→ **Aim of the exercise**: From the records below, pull each line that has "page".

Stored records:

- - - - -

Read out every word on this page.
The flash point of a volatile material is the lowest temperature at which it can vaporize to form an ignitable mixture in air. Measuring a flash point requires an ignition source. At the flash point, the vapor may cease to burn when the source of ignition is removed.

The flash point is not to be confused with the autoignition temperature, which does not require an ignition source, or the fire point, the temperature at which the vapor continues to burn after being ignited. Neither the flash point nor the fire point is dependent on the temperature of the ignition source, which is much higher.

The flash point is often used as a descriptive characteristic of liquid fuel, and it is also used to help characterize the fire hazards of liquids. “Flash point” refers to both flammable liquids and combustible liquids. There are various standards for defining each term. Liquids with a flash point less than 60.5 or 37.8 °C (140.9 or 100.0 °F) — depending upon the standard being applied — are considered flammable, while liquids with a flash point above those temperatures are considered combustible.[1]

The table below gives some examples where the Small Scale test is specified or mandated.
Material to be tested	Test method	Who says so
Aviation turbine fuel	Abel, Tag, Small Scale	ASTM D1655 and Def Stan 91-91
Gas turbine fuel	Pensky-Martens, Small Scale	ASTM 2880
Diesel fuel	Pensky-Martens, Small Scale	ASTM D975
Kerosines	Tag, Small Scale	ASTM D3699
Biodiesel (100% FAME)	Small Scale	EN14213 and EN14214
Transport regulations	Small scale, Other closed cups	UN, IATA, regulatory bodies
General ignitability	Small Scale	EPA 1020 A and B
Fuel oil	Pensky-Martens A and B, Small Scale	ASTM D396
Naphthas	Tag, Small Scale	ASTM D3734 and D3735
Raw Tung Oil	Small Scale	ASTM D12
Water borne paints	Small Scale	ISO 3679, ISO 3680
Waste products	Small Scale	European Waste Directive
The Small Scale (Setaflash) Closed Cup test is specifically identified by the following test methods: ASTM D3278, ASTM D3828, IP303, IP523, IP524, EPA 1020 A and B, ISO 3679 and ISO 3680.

- - - - -

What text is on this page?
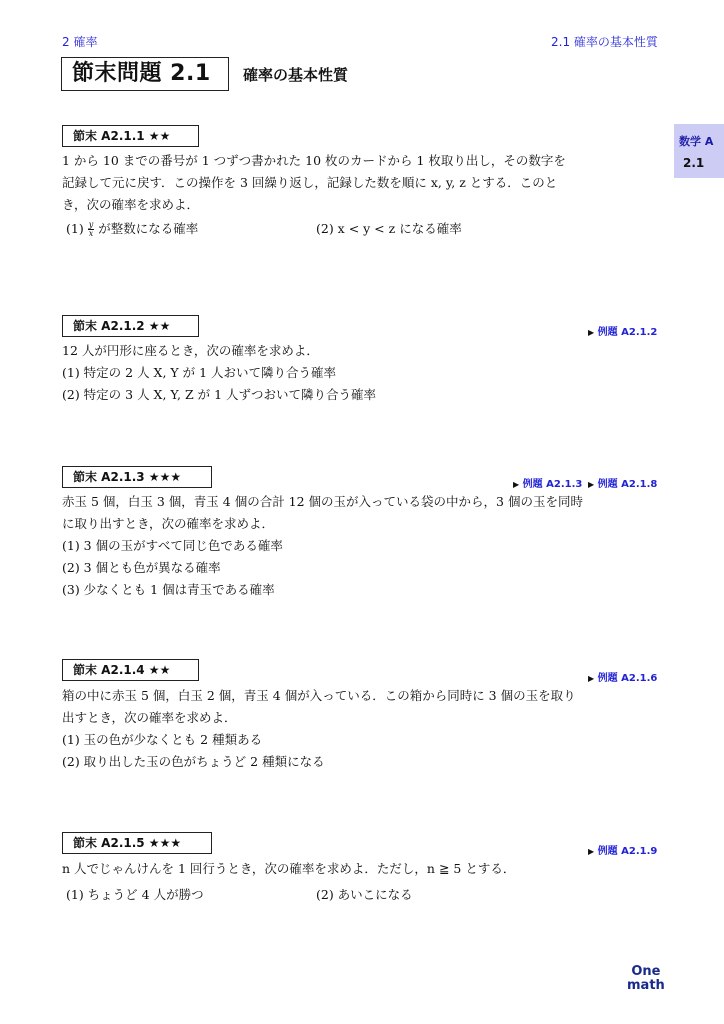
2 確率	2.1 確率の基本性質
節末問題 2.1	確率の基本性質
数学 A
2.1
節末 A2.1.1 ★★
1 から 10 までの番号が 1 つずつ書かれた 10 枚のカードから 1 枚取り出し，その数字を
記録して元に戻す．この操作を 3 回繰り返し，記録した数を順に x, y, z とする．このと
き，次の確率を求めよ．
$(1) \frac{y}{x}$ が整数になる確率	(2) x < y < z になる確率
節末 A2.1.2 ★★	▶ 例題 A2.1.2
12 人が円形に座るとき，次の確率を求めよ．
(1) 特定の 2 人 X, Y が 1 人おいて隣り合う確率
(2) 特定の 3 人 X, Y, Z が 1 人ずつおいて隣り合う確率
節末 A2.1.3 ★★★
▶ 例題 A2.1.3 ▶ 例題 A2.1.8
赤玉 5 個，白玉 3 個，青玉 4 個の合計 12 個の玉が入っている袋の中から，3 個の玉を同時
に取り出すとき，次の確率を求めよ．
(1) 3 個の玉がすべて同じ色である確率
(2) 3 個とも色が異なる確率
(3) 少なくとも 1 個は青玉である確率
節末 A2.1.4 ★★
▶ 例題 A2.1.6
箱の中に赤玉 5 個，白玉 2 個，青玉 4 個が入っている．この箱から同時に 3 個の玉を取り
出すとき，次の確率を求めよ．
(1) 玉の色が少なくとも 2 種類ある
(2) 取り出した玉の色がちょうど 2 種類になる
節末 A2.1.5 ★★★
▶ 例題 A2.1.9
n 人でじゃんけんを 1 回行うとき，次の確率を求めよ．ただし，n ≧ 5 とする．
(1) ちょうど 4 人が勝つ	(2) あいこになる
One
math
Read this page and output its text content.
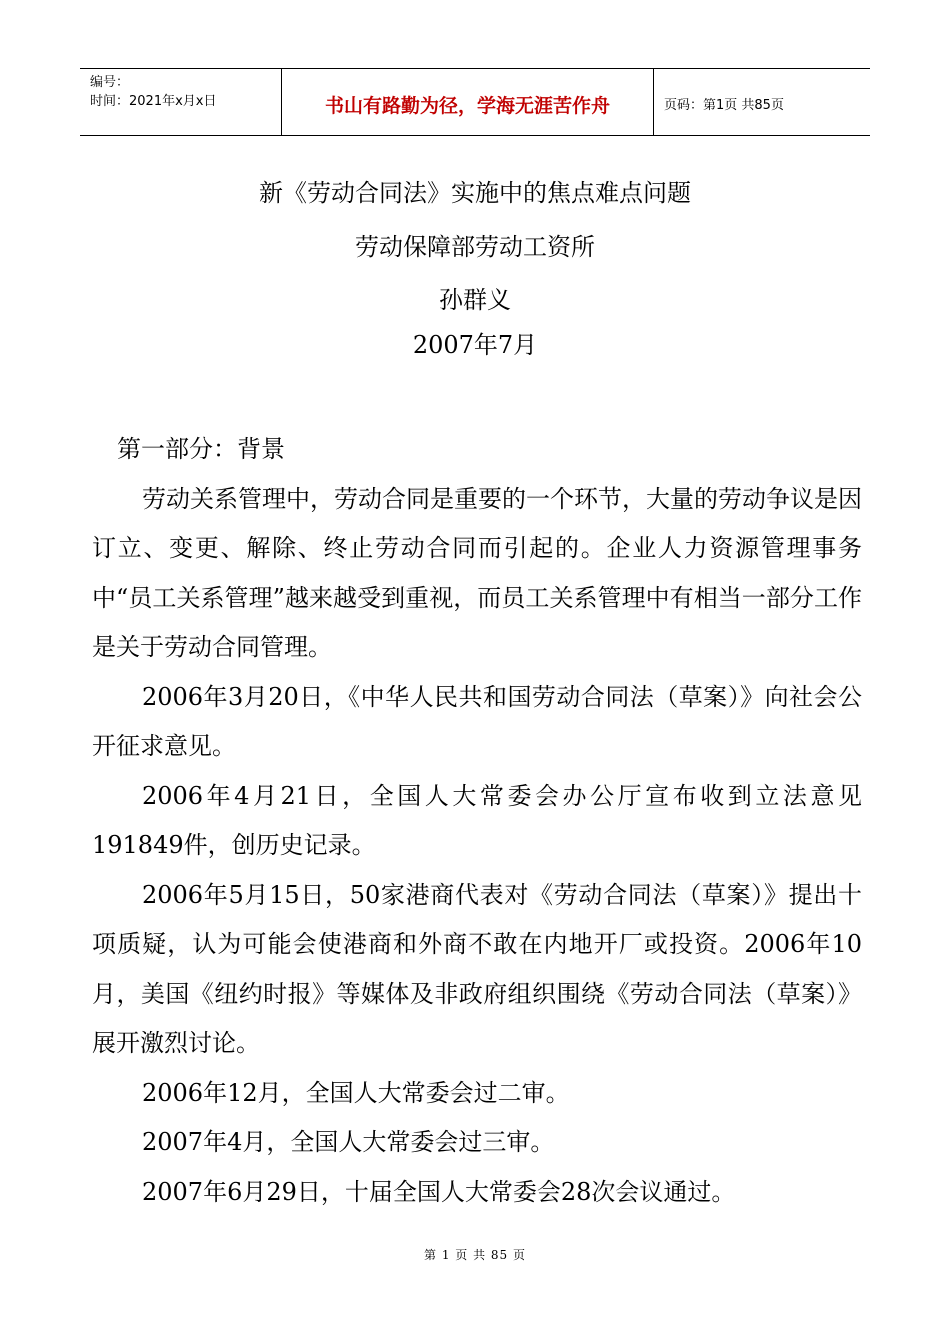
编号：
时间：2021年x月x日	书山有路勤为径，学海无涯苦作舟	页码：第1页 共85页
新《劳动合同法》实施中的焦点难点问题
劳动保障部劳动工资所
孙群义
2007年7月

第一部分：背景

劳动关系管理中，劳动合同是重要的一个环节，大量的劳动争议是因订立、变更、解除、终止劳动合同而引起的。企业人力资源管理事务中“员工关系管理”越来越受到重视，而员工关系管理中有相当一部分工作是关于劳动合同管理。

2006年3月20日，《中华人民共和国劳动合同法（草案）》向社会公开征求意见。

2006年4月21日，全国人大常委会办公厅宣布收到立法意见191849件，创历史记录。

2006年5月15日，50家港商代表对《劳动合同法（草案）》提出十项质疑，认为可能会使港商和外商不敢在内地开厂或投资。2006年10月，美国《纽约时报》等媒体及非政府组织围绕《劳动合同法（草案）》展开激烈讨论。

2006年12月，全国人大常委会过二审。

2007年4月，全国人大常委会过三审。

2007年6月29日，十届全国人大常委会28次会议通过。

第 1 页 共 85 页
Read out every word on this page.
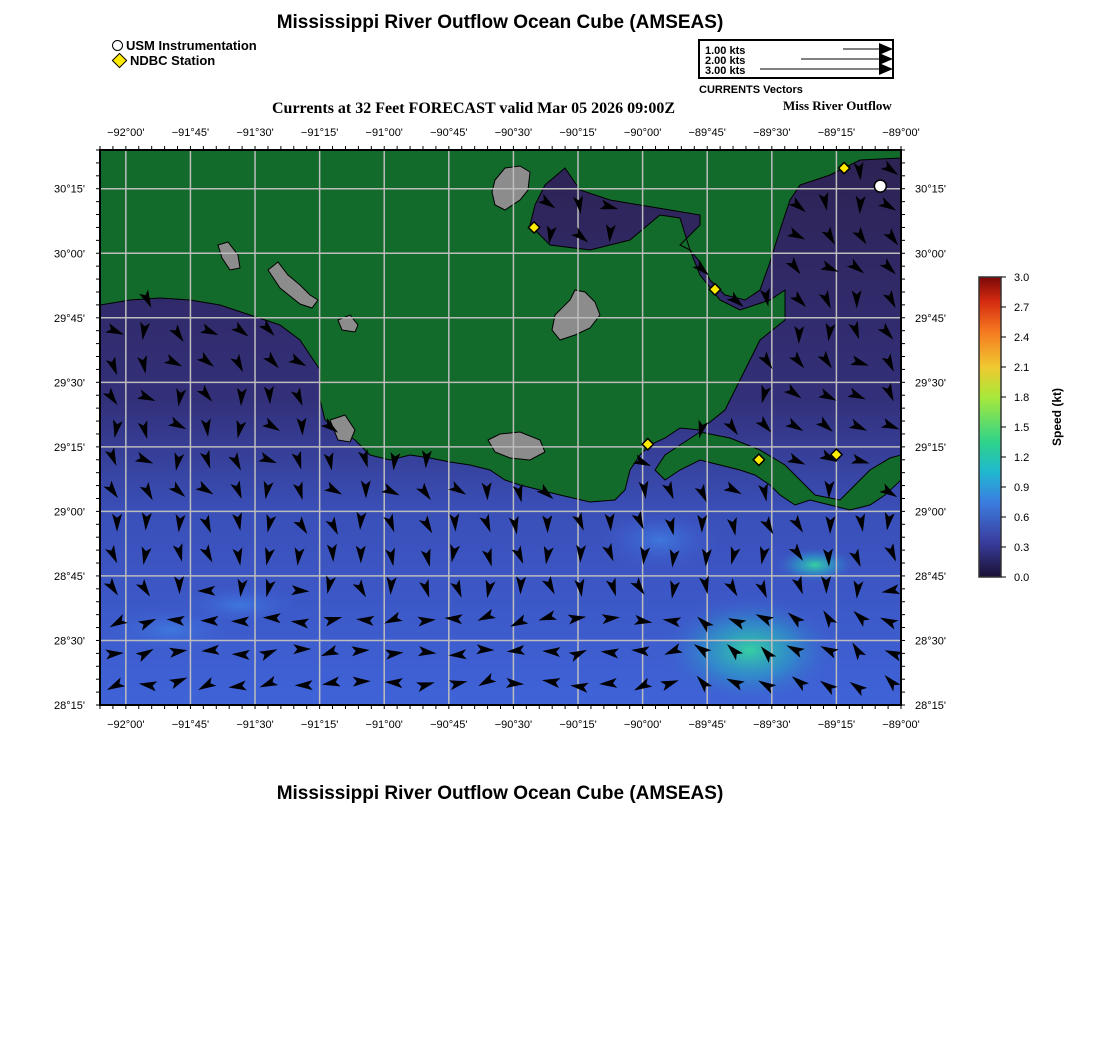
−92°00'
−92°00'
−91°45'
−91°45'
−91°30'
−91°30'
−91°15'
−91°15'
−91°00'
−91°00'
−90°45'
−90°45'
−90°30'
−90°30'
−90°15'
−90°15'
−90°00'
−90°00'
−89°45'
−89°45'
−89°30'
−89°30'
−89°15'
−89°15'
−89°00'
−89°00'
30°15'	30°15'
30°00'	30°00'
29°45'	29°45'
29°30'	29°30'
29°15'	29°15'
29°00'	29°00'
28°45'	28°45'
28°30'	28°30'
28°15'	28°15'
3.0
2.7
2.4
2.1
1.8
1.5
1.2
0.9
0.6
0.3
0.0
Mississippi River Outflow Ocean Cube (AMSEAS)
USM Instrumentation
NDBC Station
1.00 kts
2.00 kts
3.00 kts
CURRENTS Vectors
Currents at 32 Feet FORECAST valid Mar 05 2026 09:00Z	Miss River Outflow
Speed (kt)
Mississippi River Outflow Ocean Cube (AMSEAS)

- - - - -

→ **Full response**:
Read out every word on this page.
What text is on this page?
Read this page and output its text content.
Read out every word on this page.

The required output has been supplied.